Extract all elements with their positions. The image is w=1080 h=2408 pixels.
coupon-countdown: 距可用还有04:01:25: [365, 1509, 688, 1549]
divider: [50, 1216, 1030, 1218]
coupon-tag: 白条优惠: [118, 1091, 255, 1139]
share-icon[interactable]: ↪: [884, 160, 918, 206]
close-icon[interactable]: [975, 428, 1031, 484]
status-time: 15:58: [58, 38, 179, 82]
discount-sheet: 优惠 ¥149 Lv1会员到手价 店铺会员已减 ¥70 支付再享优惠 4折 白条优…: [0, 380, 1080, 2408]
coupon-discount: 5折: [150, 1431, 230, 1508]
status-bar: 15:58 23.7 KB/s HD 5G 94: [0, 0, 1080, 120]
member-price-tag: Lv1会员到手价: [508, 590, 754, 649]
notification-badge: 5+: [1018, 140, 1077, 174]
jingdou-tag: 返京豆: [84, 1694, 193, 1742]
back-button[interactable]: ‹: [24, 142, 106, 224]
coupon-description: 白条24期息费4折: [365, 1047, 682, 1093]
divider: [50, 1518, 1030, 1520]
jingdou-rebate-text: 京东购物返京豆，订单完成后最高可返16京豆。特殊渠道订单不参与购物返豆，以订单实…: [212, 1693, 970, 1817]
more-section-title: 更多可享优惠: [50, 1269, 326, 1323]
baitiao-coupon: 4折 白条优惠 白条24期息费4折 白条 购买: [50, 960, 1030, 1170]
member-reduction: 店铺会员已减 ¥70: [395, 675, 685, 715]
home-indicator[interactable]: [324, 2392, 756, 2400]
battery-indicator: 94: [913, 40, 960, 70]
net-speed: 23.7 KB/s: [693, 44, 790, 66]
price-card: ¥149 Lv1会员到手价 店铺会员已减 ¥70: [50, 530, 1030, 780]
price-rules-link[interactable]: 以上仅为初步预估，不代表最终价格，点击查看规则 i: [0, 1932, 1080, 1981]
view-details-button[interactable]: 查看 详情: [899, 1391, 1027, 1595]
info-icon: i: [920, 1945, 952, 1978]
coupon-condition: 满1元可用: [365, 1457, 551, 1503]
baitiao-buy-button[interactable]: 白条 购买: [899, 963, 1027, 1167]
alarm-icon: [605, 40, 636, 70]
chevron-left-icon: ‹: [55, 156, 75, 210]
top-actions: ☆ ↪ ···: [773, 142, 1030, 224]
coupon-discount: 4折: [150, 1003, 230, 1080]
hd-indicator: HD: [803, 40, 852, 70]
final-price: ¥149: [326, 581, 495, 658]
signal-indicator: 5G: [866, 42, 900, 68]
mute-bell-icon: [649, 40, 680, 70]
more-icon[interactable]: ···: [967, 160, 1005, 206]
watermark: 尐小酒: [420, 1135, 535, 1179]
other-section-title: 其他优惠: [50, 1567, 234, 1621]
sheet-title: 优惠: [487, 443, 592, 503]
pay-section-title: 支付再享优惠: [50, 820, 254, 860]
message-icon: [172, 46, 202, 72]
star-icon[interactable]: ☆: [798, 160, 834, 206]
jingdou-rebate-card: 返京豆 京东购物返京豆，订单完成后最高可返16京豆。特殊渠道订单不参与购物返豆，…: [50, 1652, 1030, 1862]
◇ ◇ ◇ ◇ ◇
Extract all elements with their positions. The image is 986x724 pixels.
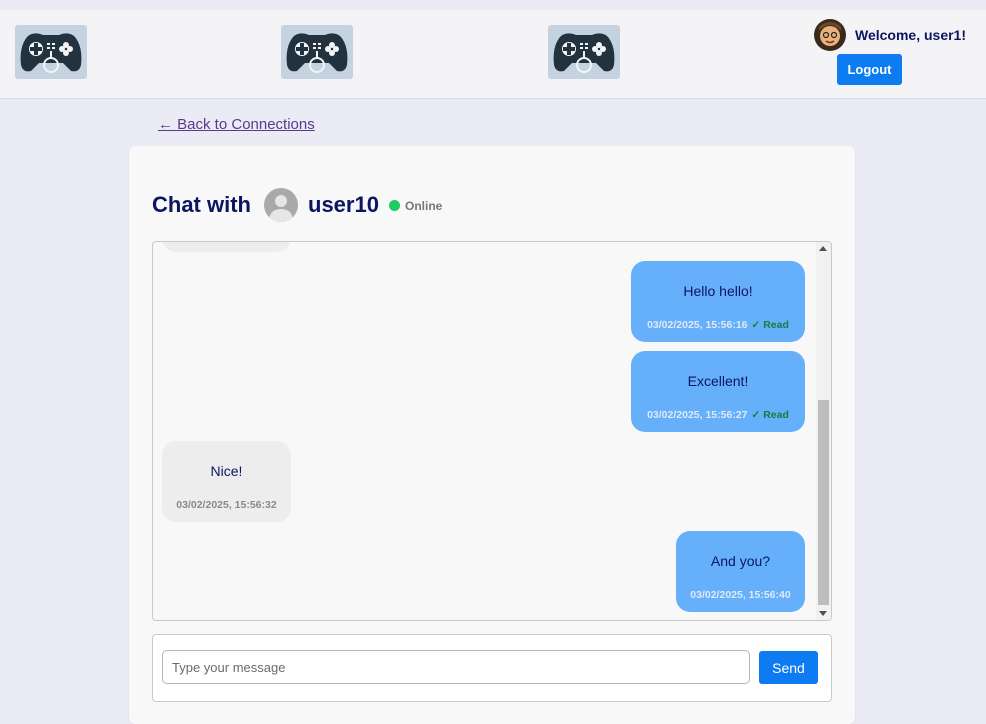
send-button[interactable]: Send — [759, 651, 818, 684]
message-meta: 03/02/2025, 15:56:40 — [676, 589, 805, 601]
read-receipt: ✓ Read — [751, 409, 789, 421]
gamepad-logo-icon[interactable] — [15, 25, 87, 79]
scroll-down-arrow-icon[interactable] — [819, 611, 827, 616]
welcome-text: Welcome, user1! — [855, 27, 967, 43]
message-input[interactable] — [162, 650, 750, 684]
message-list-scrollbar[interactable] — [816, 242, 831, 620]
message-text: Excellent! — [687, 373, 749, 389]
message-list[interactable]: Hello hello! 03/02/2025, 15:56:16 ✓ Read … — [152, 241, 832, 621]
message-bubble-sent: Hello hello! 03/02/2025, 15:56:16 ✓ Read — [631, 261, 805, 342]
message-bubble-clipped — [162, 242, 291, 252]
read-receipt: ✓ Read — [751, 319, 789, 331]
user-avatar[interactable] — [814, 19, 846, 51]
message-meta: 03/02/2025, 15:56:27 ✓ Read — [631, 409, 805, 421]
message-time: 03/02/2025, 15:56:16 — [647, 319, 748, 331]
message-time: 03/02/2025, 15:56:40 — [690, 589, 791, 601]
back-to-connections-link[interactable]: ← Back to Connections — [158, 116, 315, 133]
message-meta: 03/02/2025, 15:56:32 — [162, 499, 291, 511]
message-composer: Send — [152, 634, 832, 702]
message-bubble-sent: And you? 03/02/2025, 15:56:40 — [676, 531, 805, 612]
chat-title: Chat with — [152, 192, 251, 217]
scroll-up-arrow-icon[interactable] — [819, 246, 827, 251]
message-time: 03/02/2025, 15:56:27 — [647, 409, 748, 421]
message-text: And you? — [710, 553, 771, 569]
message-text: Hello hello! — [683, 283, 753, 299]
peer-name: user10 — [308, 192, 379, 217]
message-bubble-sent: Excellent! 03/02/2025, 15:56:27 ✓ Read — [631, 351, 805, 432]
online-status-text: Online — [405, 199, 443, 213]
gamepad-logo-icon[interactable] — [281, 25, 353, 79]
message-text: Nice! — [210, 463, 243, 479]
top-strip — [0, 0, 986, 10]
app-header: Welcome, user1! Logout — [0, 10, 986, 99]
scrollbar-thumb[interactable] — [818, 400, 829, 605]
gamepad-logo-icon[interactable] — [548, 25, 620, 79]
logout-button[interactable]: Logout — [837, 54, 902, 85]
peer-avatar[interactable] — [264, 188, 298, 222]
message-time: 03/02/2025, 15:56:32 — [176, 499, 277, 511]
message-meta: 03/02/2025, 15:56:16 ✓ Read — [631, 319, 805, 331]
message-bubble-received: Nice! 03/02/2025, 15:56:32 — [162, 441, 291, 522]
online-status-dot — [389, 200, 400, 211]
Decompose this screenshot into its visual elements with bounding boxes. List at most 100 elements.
◇ ◇ ◇ ◇ ◇
Task requirements ->
List every line of the records above that contains the word "discount".

Full output ->
discount-sheet: 优惠 ¥149 Lv1会员到手价 店铺会员已减 ¥70 支付再享优惠 4折 白条优…: [0, 380, 1080, 2408]
coupon-discount: 5折: [150, 1431, 230, 1508]
coupon-discount: 4折: [150, 1003, 230, 1080]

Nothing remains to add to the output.